Dataset records -
● ● ●
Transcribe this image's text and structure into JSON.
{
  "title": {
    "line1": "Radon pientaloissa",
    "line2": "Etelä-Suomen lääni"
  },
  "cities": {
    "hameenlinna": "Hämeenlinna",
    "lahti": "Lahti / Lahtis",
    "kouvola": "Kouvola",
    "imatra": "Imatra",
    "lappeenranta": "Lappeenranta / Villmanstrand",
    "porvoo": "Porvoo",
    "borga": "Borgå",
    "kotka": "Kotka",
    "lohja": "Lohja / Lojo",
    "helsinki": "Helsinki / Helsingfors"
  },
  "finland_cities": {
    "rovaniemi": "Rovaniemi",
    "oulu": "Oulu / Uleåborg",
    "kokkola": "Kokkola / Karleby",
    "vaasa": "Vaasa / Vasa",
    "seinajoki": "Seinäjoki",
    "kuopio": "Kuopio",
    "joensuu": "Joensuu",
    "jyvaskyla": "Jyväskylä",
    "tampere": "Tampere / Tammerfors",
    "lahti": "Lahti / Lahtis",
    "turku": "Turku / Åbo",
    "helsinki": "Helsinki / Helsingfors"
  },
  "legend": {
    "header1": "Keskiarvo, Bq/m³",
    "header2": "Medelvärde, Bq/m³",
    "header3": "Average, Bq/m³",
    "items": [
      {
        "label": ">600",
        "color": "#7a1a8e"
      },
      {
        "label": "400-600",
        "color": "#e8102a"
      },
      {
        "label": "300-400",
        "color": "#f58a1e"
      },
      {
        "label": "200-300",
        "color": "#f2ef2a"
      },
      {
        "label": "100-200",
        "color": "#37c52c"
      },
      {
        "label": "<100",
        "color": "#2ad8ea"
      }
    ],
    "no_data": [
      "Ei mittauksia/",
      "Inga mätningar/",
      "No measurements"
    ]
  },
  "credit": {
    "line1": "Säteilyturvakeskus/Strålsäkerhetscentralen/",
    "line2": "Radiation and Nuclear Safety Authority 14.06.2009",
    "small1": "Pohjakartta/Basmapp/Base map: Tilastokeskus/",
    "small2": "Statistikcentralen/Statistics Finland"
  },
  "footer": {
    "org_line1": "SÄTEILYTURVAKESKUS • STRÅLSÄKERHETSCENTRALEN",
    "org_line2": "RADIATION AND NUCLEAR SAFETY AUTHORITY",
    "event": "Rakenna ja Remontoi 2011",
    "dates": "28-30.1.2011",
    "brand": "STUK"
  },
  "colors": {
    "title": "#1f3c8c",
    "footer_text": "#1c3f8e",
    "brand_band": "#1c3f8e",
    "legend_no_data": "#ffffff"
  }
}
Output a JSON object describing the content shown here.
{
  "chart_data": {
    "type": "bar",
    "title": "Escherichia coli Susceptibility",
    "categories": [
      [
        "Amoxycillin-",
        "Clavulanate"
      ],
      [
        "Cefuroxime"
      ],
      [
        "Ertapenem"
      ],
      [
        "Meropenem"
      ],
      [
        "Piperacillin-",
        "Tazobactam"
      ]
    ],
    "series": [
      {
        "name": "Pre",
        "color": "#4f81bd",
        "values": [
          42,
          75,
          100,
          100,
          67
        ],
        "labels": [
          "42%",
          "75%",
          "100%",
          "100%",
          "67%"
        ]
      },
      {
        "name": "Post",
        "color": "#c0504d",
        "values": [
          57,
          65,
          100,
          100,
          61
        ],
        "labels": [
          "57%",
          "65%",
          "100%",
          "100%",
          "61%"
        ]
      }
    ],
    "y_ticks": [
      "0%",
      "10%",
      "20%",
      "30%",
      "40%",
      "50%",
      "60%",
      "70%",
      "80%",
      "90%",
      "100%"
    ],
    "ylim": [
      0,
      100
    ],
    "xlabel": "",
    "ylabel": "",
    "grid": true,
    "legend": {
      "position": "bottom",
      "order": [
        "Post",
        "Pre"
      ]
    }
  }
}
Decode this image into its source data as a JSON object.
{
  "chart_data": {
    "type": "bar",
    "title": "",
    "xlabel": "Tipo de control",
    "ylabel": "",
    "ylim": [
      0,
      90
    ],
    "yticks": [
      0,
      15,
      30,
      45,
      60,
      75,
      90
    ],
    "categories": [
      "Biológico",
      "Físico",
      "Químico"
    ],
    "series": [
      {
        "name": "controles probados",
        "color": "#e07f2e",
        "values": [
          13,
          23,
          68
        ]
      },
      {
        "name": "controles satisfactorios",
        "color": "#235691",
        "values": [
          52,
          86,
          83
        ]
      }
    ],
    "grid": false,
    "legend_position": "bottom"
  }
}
● ● ●
What is the number of lines that contain "this"? Reply with that number alone.

2